The problem
Give every line again exactly as it appears, please, but not the pictures.

Supplied material
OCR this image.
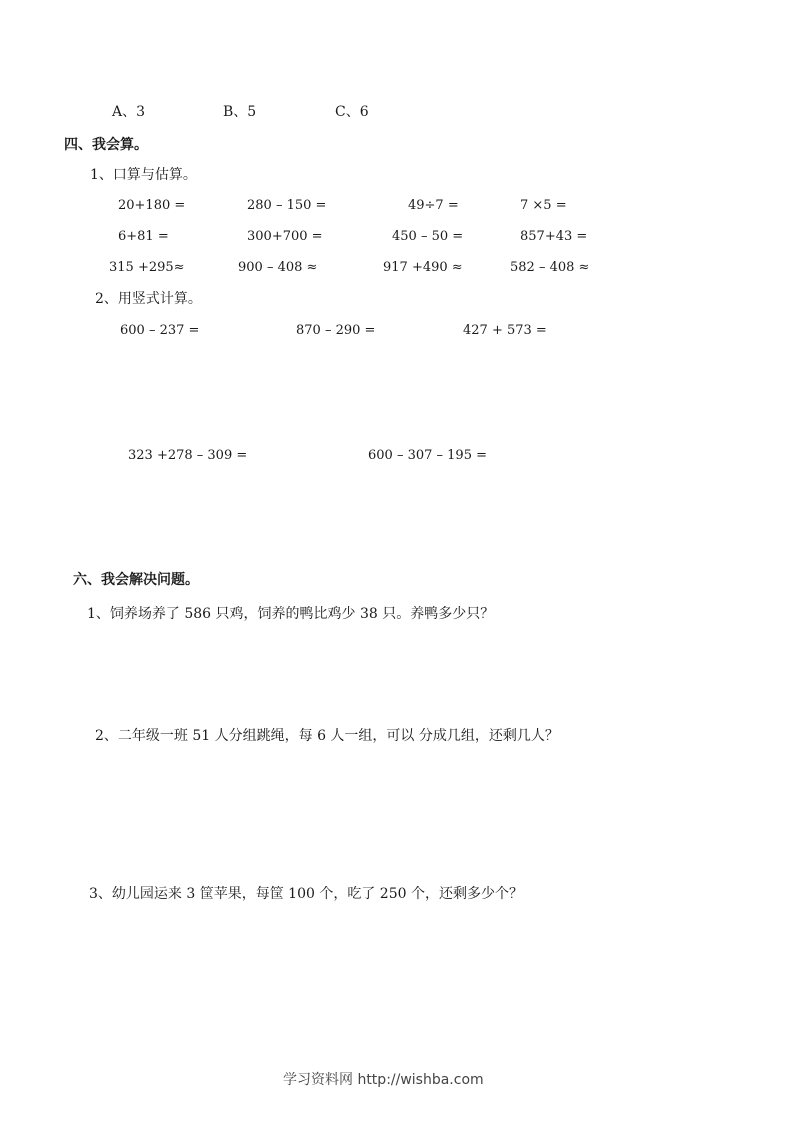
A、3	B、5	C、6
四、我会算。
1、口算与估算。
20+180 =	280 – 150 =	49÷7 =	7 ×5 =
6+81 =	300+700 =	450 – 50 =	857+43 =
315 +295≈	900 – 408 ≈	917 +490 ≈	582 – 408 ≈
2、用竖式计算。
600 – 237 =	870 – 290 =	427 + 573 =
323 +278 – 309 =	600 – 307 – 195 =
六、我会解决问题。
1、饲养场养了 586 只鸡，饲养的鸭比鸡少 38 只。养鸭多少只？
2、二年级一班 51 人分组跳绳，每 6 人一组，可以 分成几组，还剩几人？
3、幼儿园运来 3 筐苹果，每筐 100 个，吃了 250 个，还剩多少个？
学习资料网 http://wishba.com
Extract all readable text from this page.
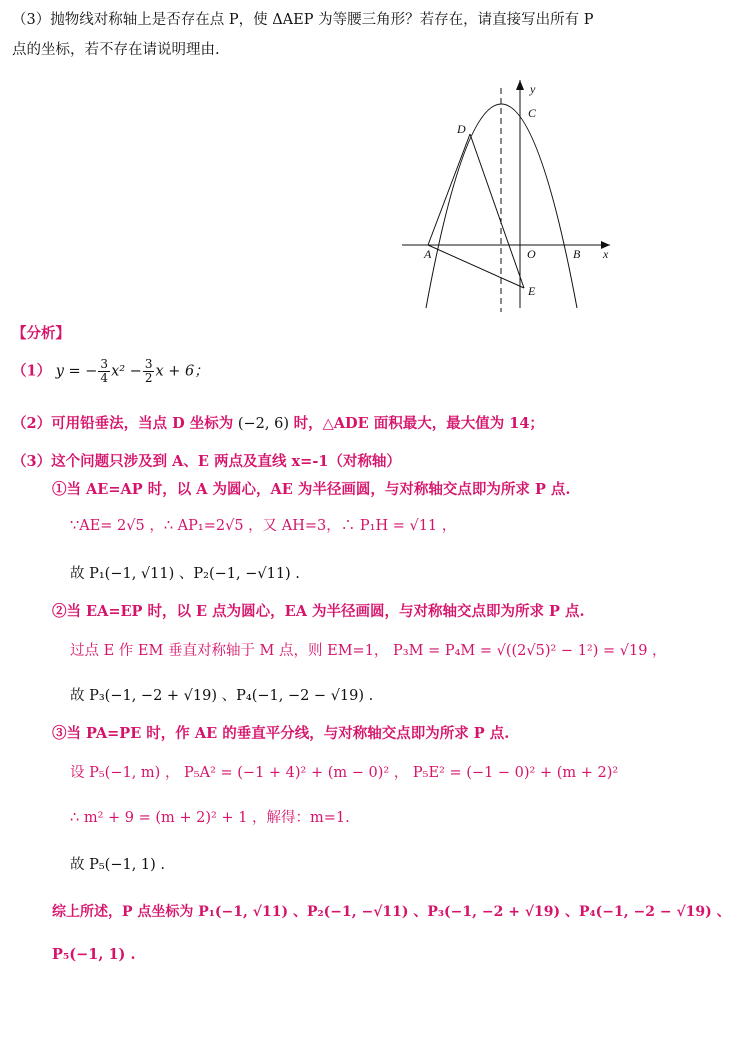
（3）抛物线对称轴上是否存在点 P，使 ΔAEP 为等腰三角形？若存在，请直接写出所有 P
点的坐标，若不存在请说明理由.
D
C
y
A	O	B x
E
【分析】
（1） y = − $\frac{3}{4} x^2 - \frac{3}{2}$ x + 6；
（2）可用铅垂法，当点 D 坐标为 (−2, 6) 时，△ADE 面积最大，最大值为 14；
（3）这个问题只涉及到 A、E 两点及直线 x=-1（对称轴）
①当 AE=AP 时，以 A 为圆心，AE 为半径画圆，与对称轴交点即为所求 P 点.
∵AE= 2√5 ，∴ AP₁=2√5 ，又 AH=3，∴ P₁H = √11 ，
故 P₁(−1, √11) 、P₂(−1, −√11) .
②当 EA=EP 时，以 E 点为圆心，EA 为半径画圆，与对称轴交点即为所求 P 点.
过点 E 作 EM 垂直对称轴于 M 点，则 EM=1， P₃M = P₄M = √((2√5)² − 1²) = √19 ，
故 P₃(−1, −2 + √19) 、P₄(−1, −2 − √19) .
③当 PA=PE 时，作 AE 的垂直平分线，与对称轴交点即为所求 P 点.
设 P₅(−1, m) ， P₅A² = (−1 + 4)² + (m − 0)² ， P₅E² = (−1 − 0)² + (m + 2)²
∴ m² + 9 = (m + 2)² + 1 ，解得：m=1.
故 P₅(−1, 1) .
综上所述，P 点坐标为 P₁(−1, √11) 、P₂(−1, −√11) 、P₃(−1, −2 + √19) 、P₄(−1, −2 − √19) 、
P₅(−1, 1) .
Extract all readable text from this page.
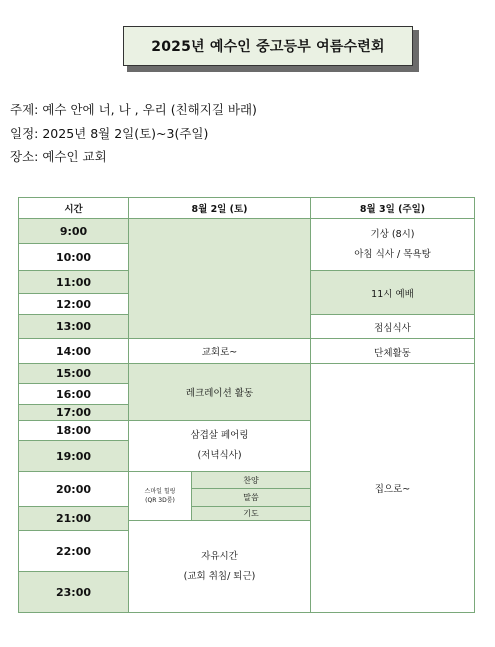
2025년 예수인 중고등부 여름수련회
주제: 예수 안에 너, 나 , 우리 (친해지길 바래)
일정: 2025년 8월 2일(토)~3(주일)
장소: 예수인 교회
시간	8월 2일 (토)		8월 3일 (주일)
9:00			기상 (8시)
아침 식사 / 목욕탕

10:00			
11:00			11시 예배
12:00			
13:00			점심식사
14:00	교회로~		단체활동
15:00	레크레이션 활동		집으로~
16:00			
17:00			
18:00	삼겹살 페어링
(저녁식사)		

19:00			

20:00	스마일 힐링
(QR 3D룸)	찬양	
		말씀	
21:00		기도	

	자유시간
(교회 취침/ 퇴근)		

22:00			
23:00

Completed task
OCR this image.
A、3	B、5	C、6
四、我会算。
1、口算与估算。
20+180 =	280 – 150 =	49÷7 =	7 ×5 =
6+81 =	300+700 =	450 – 50 =	857+43 =
315 +295≈	900 – 408 ≈	917 +490 ≈	582 – 408 ≈
2、用竖式计算。
600 – 237 =	870 – 290 =	427 + 573 =
323 +278 – 309 =	600 – 307 – 195 =
六、我会解决问题。
1、饲养场养了 586 只鸡，饲养的鸭比鸡少 38 只。养鸭多少只？
2、二年级一班 51 人分组跳绳，每 6 人一组，可以 分成几组，还剩几人？
3、幼儿园运来 3 筐苹果，每筐 100 个，吃了 250 个，还剩多少个？
学习资料网 http://wishba.com
Extract all readable text from this page.
（3）抛物线对称轴上是否存在点 P，使 ΔAEP 为等腰三角形？若存在，请直接写出所有 P
点的坐标，若不存在请说明理由.
D
C
y
A	O	B x
E
【分析】
（1） y = − $\frac{3}{4} x^2 - \frac{3}{2}$ x + 6；
（2）可用铅垂法，当点 D 坐标为 (−2, 6) 时，△ADE 面积最大，最大值为 14；
（3）这个问题只涉及到 A、E 两点及直线 x=-1（对称轴）
①当 AE=AP 时，以 A 为圆心，AE 为半径画圆，与对称轴交点即为所求 P 点.
∵AE= 2√5 ，∴ AP₁=2√5 ，又 AH=3，∴ P₁H = √11 ，
故 P₁(−1, √11) 、P₂(−1, −√11) .
②当 EA=EP 时，以 E 点为圆心，EA 为半径画圆，与对称轴交点即为所求 P 点.
过点 E 作 EM 垂直对称轴于 M 点，则 EM=1， P₃M = P₄M = √((2√5)² − 1²) = √19 ，
故 P₃(−1, −2 + √19) 、P₄(−1, −2 − √19) .
③当 PA=PE 时，作 AE 的垂直平分线，与对称轴交点即为所求 P 点.
设 P₅(−1, m) ， P₅A² = (−1 + 4)² + (m − 0)² ， P₅E² = (−1 − 0)² + (m + 2)²
∴ m² + 9 = (m + 2)² + 1 ，解得：m=1.
故 P₅(−1, 1) .
综上所述，P 点坐标为 P₁(−1, √11) 、P₂(−1, −√11) 、P₃(−1, −2 + √19) 、P₄(−1, −2 − √19) 、
P₅(−1, 1) .
Extract all readable text from this page.
2025년 예수인 중고등부 여름수련회
주제: 예수 안에 너, 나 , 우리 (친해지길 바래)
일정: 2025년 8월 2일(토)~3(주일)
장소: 예수인 교회
시간	8월 2일 (토)		8월 3일 (주일)
9:00			기상 (8시)
아침 식사 / 목욕탕

10:00			
11:00			11시 예배
12:00			
13:00			점심식사
14:00	교회로~		단체활동
15:00	레크레이션 활동		집으로~
16:00			
17:00			
18:00	삼겹살 페어링
(저녁식사)		

19:00			

20:00	스마일 힐링
(QR 3D룸)	찬양	
		말씀	
21:00		기도	

	자유시간
(교회 취침/ 퇴근)		

22:00			
23:00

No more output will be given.